[START TASK DATA]

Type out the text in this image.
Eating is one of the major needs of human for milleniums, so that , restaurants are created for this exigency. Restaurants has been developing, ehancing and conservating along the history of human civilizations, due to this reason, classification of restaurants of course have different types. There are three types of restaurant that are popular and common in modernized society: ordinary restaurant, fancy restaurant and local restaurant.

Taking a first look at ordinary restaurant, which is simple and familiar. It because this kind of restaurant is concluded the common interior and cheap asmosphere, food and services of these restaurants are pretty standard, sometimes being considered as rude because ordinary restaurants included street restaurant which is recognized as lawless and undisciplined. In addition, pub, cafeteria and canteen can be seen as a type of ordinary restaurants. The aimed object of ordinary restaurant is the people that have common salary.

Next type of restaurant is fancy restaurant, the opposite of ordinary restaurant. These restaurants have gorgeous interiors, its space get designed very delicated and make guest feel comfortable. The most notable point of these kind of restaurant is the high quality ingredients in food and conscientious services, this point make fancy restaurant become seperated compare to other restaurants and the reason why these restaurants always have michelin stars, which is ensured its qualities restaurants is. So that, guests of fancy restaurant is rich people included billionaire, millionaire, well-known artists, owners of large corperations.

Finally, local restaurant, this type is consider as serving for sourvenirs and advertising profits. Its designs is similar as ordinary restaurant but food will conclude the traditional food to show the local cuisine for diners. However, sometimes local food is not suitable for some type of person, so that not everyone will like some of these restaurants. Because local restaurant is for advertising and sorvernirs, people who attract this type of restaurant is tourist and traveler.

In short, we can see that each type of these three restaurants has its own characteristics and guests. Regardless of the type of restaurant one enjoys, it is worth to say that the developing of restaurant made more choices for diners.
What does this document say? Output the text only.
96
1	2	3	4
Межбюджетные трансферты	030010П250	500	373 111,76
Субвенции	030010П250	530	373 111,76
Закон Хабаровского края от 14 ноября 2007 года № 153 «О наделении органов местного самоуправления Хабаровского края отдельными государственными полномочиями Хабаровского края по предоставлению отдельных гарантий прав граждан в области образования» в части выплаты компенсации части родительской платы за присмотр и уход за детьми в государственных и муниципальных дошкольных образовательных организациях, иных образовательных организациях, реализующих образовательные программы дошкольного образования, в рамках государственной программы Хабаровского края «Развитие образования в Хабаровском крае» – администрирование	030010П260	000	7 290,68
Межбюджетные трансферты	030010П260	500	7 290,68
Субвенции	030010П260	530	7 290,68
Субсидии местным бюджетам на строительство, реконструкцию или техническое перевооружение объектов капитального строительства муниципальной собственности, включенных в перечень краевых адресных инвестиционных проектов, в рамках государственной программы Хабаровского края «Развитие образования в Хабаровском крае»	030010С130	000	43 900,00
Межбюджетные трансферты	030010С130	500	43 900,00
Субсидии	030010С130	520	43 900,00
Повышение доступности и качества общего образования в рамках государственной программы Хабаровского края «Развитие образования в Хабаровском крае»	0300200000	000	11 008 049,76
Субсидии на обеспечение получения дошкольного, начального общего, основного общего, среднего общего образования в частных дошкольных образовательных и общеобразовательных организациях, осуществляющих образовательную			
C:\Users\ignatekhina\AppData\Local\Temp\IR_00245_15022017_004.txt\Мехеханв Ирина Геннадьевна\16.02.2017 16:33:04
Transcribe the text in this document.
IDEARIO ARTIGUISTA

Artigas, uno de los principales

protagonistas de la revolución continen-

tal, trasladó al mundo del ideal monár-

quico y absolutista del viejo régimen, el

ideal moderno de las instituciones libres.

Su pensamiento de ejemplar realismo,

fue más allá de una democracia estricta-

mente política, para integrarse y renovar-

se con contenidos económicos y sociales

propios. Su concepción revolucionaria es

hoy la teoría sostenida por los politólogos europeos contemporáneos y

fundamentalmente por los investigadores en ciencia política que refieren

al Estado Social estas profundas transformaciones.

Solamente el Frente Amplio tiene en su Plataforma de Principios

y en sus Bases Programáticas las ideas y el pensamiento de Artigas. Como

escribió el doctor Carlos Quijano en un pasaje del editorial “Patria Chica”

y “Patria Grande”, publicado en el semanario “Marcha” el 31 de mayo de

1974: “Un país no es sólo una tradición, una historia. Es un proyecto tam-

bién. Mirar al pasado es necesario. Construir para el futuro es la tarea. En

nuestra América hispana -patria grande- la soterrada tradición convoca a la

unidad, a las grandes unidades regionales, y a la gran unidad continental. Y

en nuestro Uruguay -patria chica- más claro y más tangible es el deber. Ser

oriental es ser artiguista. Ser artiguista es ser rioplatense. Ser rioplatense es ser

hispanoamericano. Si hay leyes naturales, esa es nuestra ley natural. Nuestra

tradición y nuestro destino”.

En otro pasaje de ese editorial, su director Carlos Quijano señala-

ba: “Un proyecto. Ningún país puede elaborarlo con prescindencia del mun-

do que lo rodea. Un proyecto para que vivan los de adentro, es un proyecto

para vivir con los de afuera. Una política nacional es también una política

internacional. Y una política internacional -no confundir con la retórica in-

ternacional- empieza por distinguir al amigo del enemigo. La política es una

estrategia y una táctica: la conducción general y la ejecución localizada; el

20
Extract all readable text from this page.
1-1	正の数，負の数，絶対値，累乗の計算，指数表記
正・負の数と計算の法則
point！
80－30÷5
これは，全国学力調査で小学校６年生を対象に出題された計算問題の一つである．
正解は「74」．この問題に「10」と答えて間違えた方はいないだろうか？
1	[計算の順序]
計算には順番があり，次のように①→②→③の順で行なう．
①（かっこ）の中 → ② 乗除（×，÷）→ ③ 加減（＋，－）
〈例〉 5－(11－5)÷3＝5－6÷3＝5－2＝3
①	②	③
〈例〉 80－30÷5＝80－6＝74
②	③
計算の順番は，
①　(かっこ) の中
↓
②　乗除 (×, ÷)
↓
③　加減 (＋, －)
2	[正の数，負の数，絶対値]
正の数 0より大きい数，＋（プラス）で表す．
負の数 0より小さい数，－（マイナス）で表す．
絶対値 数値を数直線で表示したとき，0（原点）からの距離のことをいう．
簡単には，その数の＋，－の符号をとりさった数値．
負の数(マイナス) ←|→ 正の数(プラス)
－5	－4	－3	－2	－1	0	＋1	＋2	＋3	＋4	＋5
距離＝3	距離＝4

[END TASK DATA]

**STATED PROBLEM:**
Copy out the full listing exactly.

**EXERCISE SOLUTION:**
Type out the text in this image.
Eating is one of the major needs of human for milleniums, so that , restaurants are created for this exigency. Restaurants has been developing, ehancing and conservating along the history of human civilizations, due to this reason, classification of restaurants of course have different types. There are three types of restaurant that are popular and common in modernized society: ordinary restaurant, fancy restaurant and local restaurant.

Taking a first look at ordinary restaurant, which is simple and familiar. It because this kind of restaurant is concluded the common interior and cheap asmosphere, food and services of these restaurants are pretty standard, sometimes being considered as rude because ordinary restaurants included street restaurant which is recognized as lawless and undisciplined. In addition, pub, cafeteria and canteen can be seen as a type of ordinary restaurants. The aimed object of ordinary restaurant is the people that have common salary.

Next type of restaurant is fancy restaurant, the opposite of ordinary restaurant. These restaurants have gorgeous interiors, its space get designed very delicated and make guest feel comfortable. The most notable point of these kind of restaurant is the high quality ingredients in food and conscientious services, this point make fancy restaurant become seperated compare to other restaurants and the reason why these restaurants always have michelin stars, which is ensured its qualities restaurants is. So that, guests of fancy restaurant is rich people included billionaire, millionaire, well-known artists, owners of large corperations.

Finally, local restaurant, this type is consider as serving for sourvenirs and advertising profits. Its designs is similar as ordinary restaurant but food will conclude the traditional food to show the local cuisine for diners. However, sometimes local food is not suitable for some type of person, so that not everyone will like some of these restaurants. Because local restaurant is for advertising and sorvernirs, people who attract this type of restaurant is tourist and traveler.

In short, we can see that each type of these three restaurants has its own characteristics and guests. Regardless of the type of restaurant one enjoys, it is worth to say that the developing of restaurant made more choices for diners.
What does this document say? Output the text only.
96
1	2	3	4
Межбюджетные трансферты	030010П250	500	373 111,76
Субвенции	030010П250	530	373 111,76
Закон Хабаровского края от 14 ноября 2007 года № 153 «О наделении органов местного самоуправления Хабаровского края отдельными государственными полномочиями Хабаровского края по предоставлению отдельных гарантий прав граждан в области образования» в части выплаты компенсации части родительской платы за присмотр и уход за детьми в государственных и муниципальных дошкольных образовательных организациях, иных образовательных организациях, реализующих образовательные программы дошкольного образования, в рамках государственной программы Хабаровского края «Развитие образования в Хабаровском крае» – администрирование	030010П260	000	7 290,68
Межбюджетные трансферты	030010П260	500	7 290,68
Субвенции	030010П260	530	7 290,68
Субсидии местным бюджетам на строительство, реконструкцию или техническое перевооружение объектов капитального строительства муниципальной собственности, включенных в перечень краевых адресных инвестиционных проектов, в рамках государственной программы Хабаровского края «Развитие образования в Хабаровском крае»	030010С130	000	43 900,00
Межбюджетные трансферты	030010С130	500	43 900,00
Субсидии	030010С130	520	43 900,00
Повышение доступности и качества общего образования в рамках государственной программы Хабаровского края «Развитие образования в Хабаровском крае»	0300200000	000	11 008 049,76
Субсидии на обеспечение получения дошкольного, начального общего, основного общего, среднего общего образования в частных дошкольных образовательных и общеобразовательных организациях, осуществляющих образовательную			
C:\Users\ignatekhina\AppData\Local\Temp\IR_00245_15022017_004.txt\Мехеханв Ирина Геннадьевна\16.02.2017 16:33:04
Transcribe the text in this document.
IDEARIO ARTIGUISTA

Artigas, uno de los principales

protagonistas de la revolución continen-

tal, trasladó al mundo del ideal monár-

quico y absolutista del viejo régimen, el

ideal moderno de las instituciones libres.

Su pensamiento de ejemplar realismo,

fue más allá de una democracia estricta-

mente política, para integrarse y renovar-

se con contenidos económicos y sociales

propios. Su concepción revolucionaria es

hoy la teoría sostenida por los politólogos europeos contemporáneos y

fundamentalmente por los investigadores en ciencia política que refieren

al Estado Social estas profundas transformaciones.

Solamente el Frente Amplio tiene en su Plataforma de Principios

y en sus Bases Programáticas las ideas y el pensamiento de Artigas. Como

escribió el doctor Carlos Quijano en un pasaje del editorial “Patria Chica”

y “Patria Grande”, publicado en el semanario “Marcha” el 31 de mayo de

1974: “Un país no es sólo una tradición, una historia. Es un proyecto tam-

bién. Mirar al pasado es necesario. Construir para el futuro es la tarea. En

nuestra América hispana -patria grande- la soterrada tradición convoca a la

unidad, a las grandes unidades regionales, y a la gran unidad continental. Y

en nuestro Uruguay -patria chica- más claro y más tangible es el deber. Ser

oriental es ser artiguista. Ser artiguista es ser rioplatense. Ser rioplatense es ser

hispanoamericano. Si hay leyes naturales, esa es nuestra ley natural. Nuestra

tradición y nuestro destino”.

En otro pasaje de ese editorial, su director Carlos Quijano señala-

ba: “Un proyecto. Ningún país puede elaborarlo con prescindencia del mun-

do que lo rodea. Un proyecto para que vivan los de adentro, es un proyecto

para vivir con los de afuera. Una política nacional es también una política

internacional. Y una política internacional -no confundir con la retórica in-

ternacional- empieza por distinguir al amigo del enemigo. La política es una

estrategia y una táctica: la conducción general y la ejecución localizada; el

20
Extract all readable text from this page.
1-1	正の数，負の数，絶対値，累乗の計算，指数表記
正・負の数と計算の法則
point！
80－30÷5
これは，全国学力調査で小学校６年生を対象に出題された計算問題の一つである．
正解は「74」．この問題に「10」と答えて間違えた方はいないだろうか？
1	[計算の順序]
計算には順番があり，次のように①→②→③の順で行なう．
①（かっこ）の中 → ② 乗除（×，÷）→ ③ 加減（＋，－）
〈例〉 5－(11－5)÷3＝5－6÷3＝5－2＝3
①	②	③
〈例〉 80－30÷5＝80－6＝74
②	③
計算の順番は，
①　(かっこ) の中
↓
②　乗除 (×, ÷)
↓
③　加減 (＋, －)
2	[正の数，負の数，絶対値]
正の数 0より大きい数，＋（プラス）で表す．
負の数 0より小さい数，－（マイナス）で表す．
絶対値 数値を数直線で表示したとき，0（原点）からの距離のことをいう．
簡単には，その数の＋，－の符号をとりさった数値．
負の数(マイナス) ←|→ 正の数(プラス)
－5	－4	－3	－2	－1	0	＋1	＋2	＋3	＋4	＋5
距離＝3	距離＝4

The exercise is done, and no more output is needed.